Exercise task: Tell how many lines in these records contain the string "наказание", with only the number as the reply.

Source material:
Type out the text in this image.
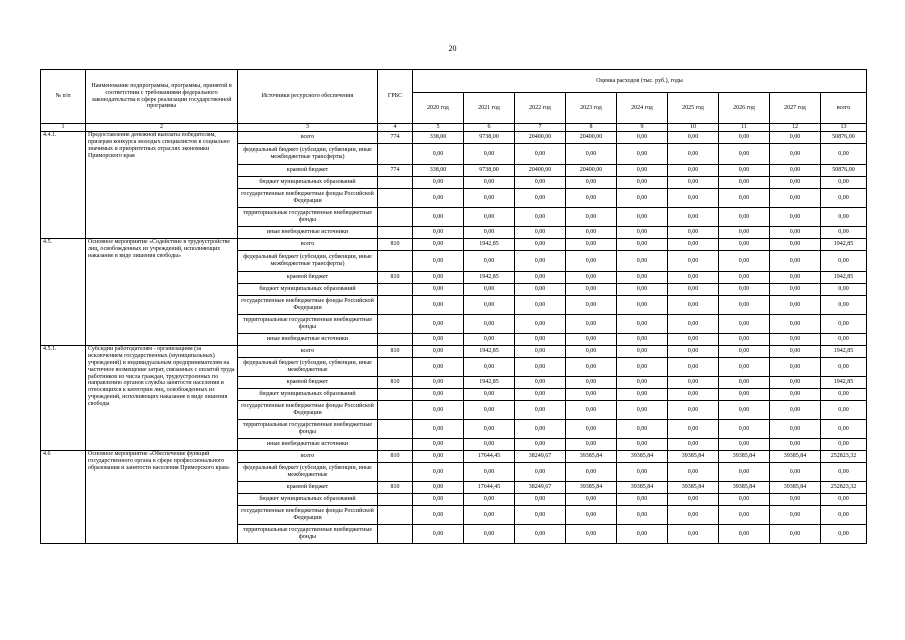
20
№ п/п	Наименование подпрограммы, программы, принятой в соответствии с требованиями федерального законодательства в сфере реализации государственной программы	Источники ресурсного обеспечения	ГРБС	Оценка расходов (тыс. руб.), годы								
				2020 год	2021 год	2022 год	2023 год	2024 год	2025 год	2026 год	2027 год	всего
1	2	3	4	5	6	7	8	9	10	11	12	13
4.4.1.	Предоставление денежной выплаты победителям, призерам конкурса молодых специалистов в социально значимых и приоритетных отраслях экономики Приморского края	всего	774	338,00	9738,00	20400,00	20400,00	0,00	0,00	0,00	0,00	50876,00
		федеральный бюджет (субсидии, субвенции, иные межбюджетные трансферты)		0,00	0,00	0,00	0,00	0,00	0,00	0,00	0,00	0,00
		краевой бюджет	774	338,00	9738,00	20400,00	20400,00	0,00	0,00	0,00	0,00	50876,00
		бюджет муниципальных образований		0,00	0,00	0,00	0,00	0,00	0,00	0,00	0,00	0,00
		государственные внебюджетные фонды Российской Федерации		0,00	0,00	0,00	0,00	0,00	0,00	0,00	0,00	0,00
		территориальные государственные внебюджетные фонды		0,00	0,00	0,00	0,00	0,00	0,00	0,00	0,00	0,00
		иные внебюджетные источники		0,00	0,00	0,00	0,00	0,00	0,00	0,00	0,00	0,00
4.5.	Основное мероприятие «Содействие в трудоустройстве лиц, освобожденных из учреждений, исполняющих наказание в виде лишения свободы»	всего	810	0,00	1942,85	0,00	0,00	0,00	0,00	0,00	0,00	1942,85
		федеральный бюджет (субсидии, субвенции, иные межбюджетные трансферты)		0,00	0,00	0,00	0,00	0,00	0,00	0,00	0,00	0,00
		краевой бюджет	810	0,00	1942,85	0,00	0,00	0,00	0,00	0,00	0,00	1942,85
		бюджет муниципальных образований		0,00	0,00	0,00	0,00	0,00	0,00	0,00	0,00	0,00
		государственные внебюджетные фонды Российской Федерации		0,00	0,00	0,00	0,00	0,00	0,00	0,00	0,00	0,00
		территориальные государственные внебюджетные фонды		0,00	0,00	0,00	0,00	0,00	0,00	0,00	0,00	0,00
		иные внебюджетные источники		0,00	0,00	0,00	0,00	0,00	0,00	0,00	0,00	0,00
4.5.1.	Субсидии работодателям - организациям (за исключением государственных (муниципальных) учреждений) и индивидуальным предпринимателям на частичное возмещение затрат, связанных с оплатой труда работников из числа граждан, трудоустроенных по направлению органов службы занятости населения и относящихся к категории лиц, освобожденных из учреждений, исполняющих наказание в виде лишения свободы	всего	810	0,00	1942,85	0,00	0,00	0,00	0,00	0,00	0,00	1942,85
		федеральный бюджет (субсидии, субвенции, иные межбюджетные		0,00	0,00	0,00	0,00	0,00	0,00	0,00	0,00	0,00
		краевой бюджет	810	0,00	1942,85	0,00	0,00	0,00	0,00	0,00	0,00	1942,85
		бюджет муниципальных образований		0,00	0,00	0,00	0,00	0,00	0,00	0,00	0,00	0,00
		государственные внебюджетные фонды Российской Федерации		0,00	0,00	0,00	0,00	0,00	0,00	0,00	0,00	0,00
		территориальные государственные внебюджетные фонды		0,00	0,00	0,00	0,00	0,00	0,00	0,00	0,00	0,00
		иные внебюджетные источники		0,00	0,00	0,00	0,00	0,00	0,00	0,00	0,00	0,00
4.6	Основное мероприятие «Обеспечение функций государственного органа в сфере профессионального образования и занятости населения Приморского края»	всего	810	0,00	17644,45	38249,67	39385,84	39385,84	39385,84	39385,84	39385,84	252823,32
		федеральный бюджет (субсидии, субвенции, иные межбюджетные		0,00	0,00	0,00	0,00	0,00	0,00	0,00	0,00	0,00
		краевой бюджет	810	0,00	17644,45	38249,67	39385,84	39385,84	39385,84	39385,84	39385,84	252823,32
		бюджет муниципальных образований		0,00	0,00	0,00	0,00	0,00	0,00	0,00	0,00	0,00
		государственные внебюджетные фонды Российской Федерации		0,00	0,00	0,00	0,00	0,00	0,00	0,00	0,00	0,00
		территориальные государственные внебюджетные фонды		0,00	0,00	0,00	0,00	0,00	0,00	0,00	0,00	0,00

Complete response: 2